The problem =
Write out all of the lines below, exactly and completely.

--- --- ---

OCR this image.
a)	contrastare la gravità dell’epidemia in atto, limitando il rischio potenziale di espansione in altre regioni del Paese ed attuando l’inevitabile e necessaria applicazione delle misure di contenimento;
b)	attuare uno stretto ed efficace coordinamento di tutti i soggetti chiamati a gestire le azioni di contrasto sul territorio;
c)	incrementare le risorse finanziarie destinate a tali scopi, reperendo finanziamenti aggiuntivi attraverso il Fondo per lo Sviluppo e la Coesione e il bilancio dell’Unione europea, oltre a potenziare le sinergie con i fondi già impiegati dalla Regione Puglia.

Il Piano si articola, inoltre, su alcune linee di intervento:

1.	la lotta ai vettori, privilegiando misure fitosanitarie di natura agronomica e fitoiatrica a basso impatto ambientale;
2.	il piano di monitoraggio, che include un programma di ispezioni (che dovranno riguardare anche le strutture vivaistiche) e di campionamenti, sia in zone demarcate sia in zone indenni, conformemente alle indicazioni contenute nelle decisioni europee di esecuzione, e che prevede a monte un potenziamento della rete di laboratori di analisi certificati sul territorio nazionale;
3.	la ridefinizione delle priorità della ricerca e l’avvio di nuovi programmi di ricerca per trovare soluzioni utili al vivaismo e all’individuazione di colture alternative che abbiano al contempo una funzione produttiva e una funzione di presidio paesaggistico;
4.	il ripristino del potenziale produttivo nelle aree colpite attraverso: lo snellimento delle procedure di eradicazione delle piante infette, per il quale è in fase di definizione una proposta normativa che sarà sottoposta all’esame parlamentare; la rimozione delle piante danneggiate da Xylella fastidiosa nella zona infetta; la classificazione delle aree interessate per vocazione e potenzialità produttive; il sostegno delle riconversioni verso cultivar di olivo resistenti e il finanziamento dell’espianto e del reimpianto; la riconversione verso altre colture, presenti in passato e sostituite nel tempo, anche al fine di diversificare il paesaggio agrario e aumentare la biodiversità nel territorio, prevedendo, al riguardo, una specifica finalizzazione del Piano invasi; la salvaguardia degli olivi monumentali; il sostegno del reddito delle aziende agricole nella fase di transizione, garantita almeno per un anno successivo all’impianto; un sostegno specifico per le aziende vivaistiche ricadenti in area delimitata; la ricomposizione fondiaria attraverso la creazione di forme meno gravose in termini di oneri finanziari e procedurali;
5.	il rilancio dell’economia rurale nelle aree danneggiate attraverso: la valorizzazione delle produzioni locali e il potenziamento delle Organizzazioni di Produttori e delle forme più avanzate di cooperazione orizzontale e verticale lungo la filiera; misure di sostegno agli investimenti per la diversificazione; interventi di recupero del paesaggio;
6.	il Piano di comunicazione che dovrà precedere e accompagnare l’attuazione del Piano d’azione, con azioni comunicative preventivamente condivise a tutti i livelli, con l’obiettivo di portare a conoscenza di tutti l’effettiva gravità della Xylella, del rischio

--- --- ---

Written response =
OCR this image.
a)	contrastare la gravità dell’epidemia in atto, limitando il rischio potenziale di espansione in altre regioni del Paese ed attuando l’inevitabile e necessaria applicazione delle misure di contenimento;
b)	attuare uno stretto ed efficace coordinamento di tutti i soggetti chiamati a gestire le azioni di contrasto sul territorio;
c)	incrementare le risorse finanziarie destinate a tali scopi, reperendo finanziamenti aggiuntivi attraverso il Fondo per lo Sviluppo e la Coesione e il bilancio dell’Unione europea, oltre a potenziare le sinergie con i fondi già impiegati dalla Regione Puglia.

Il Piano si articola, inoltre, su alcune linee di intervento:

1.	la lotta ai vettori, privilegiando misure fitosanitarie di natura agronomica e fitoiatrica a basso impatto ambientale;
2.	il piano di monitoraggio, che include un programma di ispezioni (che dovranno riguardare anche le strutture vivaistiche) e di campionamenti, sia in zone demarcate sia in zone indenni, conformemente alle indicazioni contenute nelle decisioni europee di esecuzione, e che prevede a monte un potenziamento della rete di laboratori di analisi certificati sul territorio nazionale;
3.	la ridefinizione delle priorità della ricerca e l’avvio di nuovi programmi di ricerca per trovare soluzioni utili al vivaismo e all’individuazione di colture alternative che abbiano al contempo una funzione produttiva e una funzione di presidio paesaggistico;
4.	il ripristino del potenziale produttivo nelle aree colpite attraverso: lo snellimento delle procedure di eradicazione delle piante infette, per il quale è in fase di definizione una proposta normativa che sarà sottoposta all’esame parlamentare; la rimozione delle piante danneggiate da Xylella fastidiosa nella zona infetta; la classificazione delle aree interessate per vocazione e potenzialità produttive; il sostegno delle riconversioni verso cultivar di olivo resistenti e il finanziamento dell’espianto e del reimpianto; la riconversione verso altre colture, presenti in passato e sostituite nel tempo, anche al fine di diversificare il paesaggio agrario e aumentare la biodiversità nel territorio, prevedendo, al riguardo, una specifica finalizzazione del Piano invasi; la salvaguardia degli olivi monumentali; il sostegno del reddito delle aziende agricole nella fase di transizione, garantita almeno per un anno successivo all’impianto; un sostegno specifico per le aziende vivaistiche ricadenti in area delimitata; la ricomposizione fondiaria attraverso la creazione di forme meno gravose in termini di oneri finanziari e procedurali;
5.	il rilancio dell’economia rurale nelle aree danneggiate attraverso: la valorizzazione delle produzioni locali e il potenziamento delle Organizzazioni di Produttori e delle forme più avanzate di cooperazione orizzontale e verticale lungo la filiera; misure di sostegno agli investimenti per la diversificazione; interventi di recupero del paesaggio;
6.	il Piano di comunicazione che dovrà precedere e accompagnare l’attuazione del Piano d’azione, con azioni comunicative preventivamente condivise a tutti i livelli, con l’obiettivo di portare a conoscenza di tutti l’effettiva gravità della Xylella, del rischio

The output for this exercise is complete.